INPUT ROWS:
=-=-=-=-=

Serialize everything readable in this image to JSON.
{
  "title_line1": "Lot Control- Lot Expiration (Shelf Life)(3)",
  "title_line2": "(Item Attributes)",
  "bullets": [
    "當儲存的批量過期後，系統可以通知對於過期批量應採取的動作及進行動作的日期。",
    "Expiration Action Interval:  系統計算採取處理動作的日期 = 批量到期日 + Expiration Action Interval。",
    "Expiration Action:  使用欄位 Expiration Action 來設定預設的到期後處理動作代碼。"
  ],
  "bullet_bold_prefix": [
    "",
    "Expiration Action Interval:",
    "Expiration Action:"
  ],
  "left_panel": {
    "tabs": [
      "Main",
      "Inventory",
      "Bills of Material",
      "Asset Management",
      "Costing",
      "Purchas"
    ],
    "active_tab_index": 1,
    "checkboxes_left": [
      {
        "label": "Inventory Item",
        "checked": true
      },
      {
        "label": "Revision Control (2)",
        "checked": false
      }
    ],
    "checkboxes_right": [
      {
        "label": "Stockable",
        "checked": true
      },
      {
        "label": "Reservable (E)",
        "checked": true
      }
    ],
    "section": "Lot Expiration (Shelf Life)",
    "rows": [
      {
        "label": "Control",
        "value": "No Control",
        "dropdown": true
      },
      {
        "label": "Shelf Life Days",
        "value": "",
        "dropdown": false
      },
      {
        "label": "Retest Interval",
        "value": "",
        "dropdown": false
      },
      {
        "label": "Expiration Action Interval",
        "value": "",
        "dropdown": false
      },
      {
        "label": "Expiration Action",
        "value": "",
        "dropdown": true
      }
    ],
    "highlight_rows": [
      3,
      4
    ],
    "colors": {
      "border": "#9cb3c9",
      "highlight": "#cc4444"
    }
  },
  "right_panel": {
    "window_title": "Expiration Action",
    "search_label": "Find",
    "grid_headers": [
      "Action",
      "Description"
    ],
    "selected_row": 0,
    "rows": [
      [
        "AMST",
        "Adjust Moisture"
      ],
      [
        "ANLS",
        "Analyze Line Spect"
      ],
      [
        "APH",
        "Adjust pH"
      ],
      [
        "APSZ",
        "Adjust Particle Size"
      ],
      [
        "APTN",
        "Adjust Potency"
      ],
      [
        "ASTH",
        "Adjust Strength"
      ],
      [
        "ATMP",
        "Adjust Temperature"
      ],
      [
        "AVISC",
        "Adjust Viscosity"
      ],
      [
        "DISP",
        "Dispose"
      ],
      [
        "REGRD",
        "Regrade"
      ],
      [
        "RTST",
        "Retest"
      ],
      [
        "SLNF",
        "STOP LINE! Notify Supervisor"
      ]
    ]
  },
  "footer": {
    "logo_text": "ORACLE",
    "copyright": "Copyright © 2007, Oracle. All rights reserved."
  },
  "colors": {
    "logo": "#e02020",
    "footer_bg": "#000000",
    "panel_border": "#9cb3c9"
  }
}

=-=-=-=-=

Can you restate every record above word for word?

Serialize everything readable in this image to JSON.
{
  "title_line1": "Lot Control- Lot Expiration (Shelf Life)(3)",
  "title_line2": "(Item Attributes)",
  "bullets": [
    "當儲存的批量過期後，系統可以通知對於過期批量應採取的動作及進行動作的日期。",
    "Expiration Action Interval:  系統計算採取處理動作的日期 = 批量到期日 + Expiration Action Interval。",
    "Expiration Action:  使用欄位 Expiration Action 來設定預設的到期後處理動作代碼。"
  ],
  "bullet_bold_prefix": [
    "",
    "Expiration Action Interval:",
    "Expiration Action:"
  ],
  "left_panel": {
    "tabs": [
      "Main",
      "Inventory",
      "Bills of Material",
      "Asset Management",
      "Costing",
      "Purchas"
    ],
    "active_tab_index": 1,
    "checkboxes_left": [
      {
        "label": "Inventory Item",
        "checked": true
      },
      {
        "label": "Revision Control (2)",
        "checked": false
      }
    ],
    "checkboxes_right": [
      {
        "label": "Stockable",
        "checked": true
      },
      {
        "label": "Reservable (E)",
        "checked": true
      }
    ],
    "section": "Lot Expiration (Shelf Life)",
    "rows": [
      {
        "label": "Control",
        "value": "No Control",
        "dropdown": true
      },
      {
        "label": "Shelf Life Days",
        "value": "",
        "dropdown": false
      },
      {
        "label": "Retest Interval",
        "value": "",
        "dropdown": false
      },
      {
        "label": "Expiration Action Interval",
        "value": "",
        "dropdown": false
      },
      {
        "label": "Expiration Action",
        "value": "",
        "dropdown": true
      }
    ],
    "highlight_rows": [
      3,
      4
    ],
    "colors": {
      "border": "#9cb3c9",
      "highlight": "#cc4444"
    }
  },
  "right_panel": {
    "window_title": "Expiration Action",
    "search_label": "Find",
    "grid_headers": [
      "Action",
      "Description"
    ],
    "selected_row": 0,
    "rows": [
      [
        "AMST",
        "Adjust Moisture"
      ],
      [
        "ANLS",
        "Analyze Line Spect"
      ],
      [
        "APH",
        "Adjust pH"
      ],
      [
        "APSZ",
        "Adjust Particle Size"
      ],
      [
        "APTN",
        "Adjust Potency"
      ],
      [
        "ASTH",
        "Adjust Strength"
      ],
      [
        "ATMP",
        "Adjust Temperature"
      ],
      [
        "AVISC",
        "Adjust Viscosity"
      ],
      [
        "DISP",
        "Dispose"
      ],
      [
        "REGRD",
        "Regrade"
      ],
      [
        "RTST",
        "Retest"
      ],
      [
        "SLNF",
        "STOP LINE! Notify Supervisor"
      ]
    ]
  },
  "footer": {
    "logo_text": "ORACLE",
    "copyright": "Copyright © 2007, Oracle. All rights reserved."
  },
  "colors": {
    "logo": "#e02020",
    "footer_bg": "#000000",
    "panel_border": "#9cb3c9"
  }
}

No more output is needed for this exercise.